- Passage extrait:
>>>
Il ne peut donc être affirmé que Mme [D] n'a accompli aucune heure de travail salarié ou assimilé pour les mois d'août et septembre 2016 en se fondant sur le seul relevé de carrière au titre du régime général, d'autant que des points ont bien été validés au titre de la retraite complémentaire, calculés sur un salaire de base correspondant au salaire brut cumulé mentionné sur le bulletin de salaire au 30 septembre 2016 (11 546 euros).
Il demeure exact qu'il s'agit de cotisations payées à la suite d'un « ajustement » effectué le 14 septembre 2018 dans le cadre d'un écart constaté sur déclarations de salaires (pièce 9 de l'intimée) et dont le recouvrement, confié à un huissier de justice, a été achevé le 27 juillet 2021 (pièce 8 de l'intimée).
Il a été dit que le président d'une SAS est assimilé à un travailleur salarié et que la rémunération versée à Mme [D] est assimilée à un salaire, comme telle incluse en totalité dans l'assiette soumise à cotisations.
<<<
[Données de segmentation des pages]
>>>
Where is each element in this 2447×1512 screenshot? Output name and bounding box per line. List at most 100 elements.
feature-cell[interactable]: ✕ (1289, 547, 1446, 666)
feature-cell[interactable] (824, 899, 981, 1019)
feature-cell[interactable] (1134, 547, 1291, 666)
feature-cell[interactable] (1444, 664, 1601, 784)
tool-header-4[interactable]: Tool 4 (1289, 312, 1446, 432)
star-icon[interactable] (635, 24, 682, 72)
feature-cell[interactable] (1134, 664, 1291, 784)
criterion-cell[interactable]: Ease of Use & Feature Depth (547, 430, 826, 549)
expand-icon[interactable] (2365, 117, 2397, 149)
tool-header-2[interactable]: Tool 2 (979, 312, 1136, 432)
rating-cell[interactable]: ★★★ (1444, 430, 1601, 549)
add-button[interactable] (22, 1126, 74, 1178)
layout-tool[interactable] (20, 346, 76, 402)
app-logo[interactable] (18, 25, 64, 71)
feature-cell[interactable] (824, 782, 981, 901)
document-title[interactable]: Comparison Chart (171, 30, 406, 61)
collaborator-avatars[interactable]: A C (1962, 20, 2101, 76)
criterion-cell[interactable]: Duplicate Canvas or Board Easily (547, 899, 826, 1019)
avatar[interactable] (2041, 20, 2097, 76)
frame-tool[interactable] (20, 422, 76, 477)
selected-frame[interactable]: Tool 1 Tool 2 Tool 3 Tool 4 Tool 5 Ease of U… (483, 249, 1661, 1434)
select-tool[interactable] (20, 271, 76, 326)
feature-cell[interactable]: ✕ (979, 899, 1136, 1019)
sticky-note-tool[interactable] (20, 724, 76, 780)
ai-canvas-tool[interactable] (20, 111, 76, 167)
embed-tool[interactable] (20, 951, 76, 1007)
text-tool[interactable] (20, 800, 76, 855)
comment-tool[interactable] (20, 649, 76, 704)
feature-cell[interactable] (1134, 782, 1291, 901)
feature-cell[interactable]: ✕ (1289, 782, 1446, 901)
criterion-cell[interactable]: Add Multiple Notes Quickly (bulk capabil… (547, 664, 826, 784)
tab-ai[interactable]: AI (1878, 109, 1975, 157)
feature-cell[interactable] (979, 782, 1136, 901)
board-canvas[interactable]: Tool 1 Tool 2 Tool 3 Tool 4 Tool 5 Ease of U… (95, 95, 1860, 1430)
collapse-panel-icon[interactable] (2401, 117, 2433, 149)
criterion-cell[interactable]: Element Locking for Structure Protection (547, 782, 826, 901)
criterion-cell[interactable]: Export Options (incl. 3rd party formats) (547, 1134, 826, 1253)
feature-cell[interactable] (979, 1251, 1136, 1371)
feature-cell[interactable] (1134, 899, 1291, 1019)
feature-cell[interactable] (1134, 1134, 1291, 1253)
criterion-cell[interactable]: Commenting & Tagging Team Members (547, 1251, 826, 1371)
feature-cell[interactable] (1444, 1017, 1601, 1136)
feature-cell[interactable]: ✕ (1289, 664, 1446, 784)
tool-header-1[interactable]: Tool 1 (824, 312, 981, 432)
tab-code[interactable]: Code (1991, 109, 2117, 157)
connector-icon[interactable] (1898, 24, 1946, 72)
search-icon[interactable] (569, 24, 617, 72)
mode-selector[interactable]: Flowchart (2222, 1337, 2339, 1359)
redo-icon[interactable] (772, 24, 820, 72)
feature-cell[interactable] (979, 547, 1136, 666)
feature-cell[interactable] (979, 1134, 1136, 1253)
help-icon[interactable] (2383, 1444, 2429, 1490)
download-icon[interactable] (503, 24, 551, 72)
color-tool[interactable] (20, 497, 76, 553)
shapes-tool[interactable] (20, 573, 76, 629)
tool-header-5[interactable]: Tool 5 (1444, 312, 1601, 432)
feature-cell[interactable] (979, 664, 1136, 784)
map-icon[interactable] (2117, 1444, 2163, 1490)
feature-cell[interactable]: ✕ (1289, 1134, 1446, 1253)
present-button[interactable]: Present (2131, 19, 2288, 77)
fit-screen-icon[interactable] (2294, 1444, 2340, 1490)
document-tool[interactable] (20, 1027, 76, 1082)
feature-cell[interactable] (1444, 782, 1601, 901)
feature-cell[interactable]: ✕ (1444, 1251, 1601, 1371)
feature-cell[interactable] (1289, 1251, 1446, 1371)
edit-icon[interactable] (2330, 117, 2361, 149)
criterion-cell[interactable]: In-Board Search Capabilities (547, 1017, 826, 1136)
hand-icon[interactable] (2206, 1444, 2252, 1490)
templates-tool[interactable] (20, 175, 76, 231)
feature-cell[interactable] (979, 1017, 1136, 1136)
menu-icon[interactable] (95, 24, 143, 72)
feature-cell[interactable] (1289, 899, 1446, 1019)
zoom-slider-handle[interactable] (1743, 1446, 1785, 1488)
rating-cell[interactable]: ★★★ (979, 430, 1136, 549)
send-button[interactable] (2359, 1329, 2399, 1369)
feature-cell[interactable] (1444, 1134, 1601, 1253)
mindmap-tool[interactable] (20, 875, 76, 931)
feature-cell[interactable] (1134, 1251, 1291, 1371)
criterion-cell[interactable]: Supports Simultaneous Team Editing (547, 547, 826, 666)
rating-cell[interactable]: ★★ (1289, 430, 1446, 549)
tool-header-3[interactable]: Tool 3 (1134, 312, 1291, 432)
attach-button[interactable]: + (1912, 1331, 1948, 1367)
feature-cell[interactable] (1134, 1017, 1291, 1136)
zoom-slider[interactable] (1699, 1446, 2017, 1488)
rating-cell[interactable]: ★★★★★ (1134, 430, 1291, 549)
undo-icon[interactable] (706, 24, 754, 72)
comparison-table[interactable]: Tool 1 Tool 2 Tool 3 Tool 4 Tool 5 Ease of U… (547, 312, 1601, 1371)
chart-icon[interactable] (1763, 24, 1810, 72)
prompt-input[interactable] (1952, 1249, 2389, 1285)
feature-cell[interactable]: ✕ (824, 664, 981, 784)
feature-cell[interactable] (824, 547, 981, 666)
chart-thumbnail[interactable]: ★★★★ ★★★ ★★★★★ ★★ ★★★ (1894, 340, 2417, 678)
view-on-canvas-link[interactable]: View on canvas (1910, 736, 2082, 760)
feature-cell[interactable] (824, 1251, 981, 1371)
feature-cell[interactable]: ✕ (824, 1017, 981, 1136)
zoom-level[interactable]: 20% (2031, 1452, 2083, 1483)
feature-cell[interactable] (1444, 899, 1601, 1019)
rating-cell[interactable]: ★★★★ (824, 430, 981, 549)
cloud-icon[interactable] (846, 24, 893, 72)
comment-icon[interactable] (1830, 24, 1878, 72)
<<<
- Consigne: Selon le passage extrait, à quelle date s'est achevé le recouvrement des cotisations confié à un huissier de justice ?

- Réponse: Le recouvrement s'est achevé le 27 juillet 2021.